[Saved entries]
"""

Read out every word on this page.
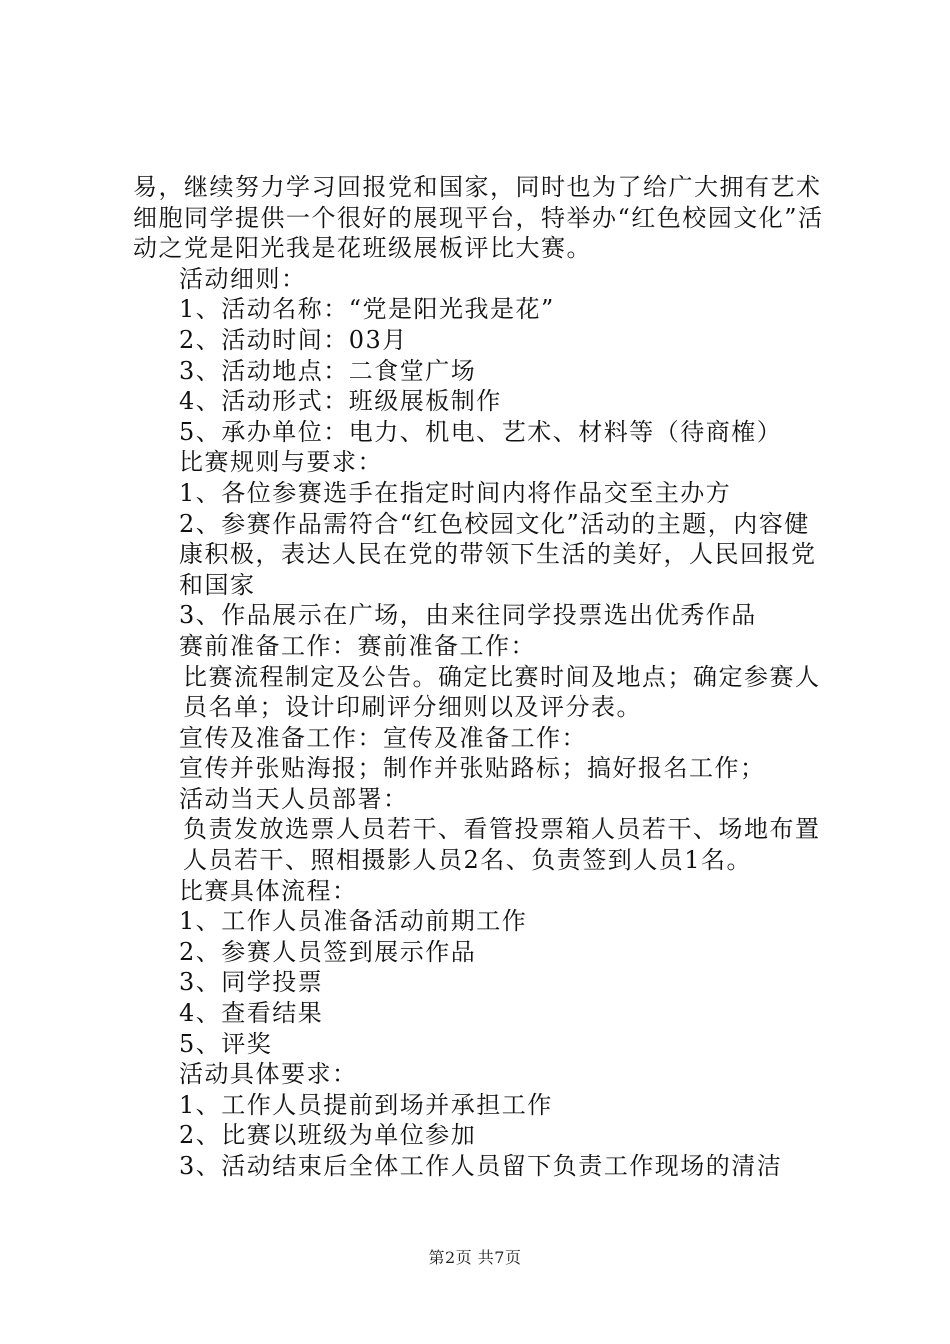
易，继续努力学习回报党和国家，同时也为了给广大拥有艺术细胞同学提供一个很好的展现平台，特举办“红色校园文化”活动之党是阳光我是花班级展板评比大赛。

活动细则：

1、活动名称：“党是阳光我是花”

2、活动时间：03月

3、活动地点：二食堂广场

4、活动形式：班级展板制作

5、承办单位：电力、机电、艺术、材料等（待商榷）

比赛规则与要求：

1、各位参赛选手在指定时间内将作品交至主办方

2、参赛作品需符合“红色校园文化”活动的主题，内容健康积极，表达人民在党的带领下生活的美好，人民回报党和国家

3、作品展示在广场，由来往同学投票选出优秀作品

赛前准备工作：赛前准备工作：

比赛流程制定及公告。确定比赛时间及地点；确定参赛人员名单；设计印刷评分细则以及评分表。

宣传及准备工作：宣传及准备工作：

宣传并张贴海报；制作并张贴路标；搞好报名工作；

活动当天人员部署：

负责发放选票人员若干、看管投票箱人员若干、场地布置人员若干、照相摄影人员2名、负责签到人员1名。

比赛具体流程：

1、工作人员准备活动前期工作

2、参赛人员签到展示作品

3、同学投票

4、查看结果

5、评奖

活动具体要求：

1、工作人员提前到场并承担工作

2、比赛以班级为单位参加

3、活动结束后全体工作人员留下负责工作现场的清洁

第2页 共7页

"""

## [Job]
Copy out each line word for word, please, skipping the images.

## [Result]
Read out every word on this page.
易，继续努力学习回报党和国家，同时也为了给广大拥有艺术细胞同学提供一个很好的展现平台，特举办“红色校园文化”活动之党是阳光我是花班级展板评比大赛。

活动细则：

1、活动名称：“党是阳光我是花”

2、活动时间：03月

3、活动地点：二食堂广场

4、活动形式：班级展板制作

5、承办单位：电力、机电、艺术、材料等（待商榷）

比赛规则与要求：

1、各位参赛选手在指定时间内将作品交至主办方

2、参赛作品需符合“红色校园文化”活动的主题，内容健康积极，表达人民在党的带领下生活的美好，人民回报党和国家

3、作品展示在广场，由来往同学投票选出优秀作品

赛前准备工作：赛前准备工作：

比赛流程制定及公告。确定比赛时间及地点；确定参赛人员名单；设计印刷评分细则以及评分表。

宣传及准备工作：宣传及准备工作：

宣传并张贴海报；制作并张贴路标；搞好报名工作；

活动当天人员部署：

负责发放选票人员若干、看管投票箱人员若干、场地布置人员若干、照相摄影人员2名、负责签到人员1名。

比赛具体流程：

1、工作人员准备活动前期工作

2、参赛人员签到展示作品

3、同学投票

4、查看结果

5、评奖

活动具体要求：

1、工作人员提前到场并承担工作

2、比赛以班级为单位参加

3、活动结束后全体工作人员留下负责工作现场的清洁

第2页 共7页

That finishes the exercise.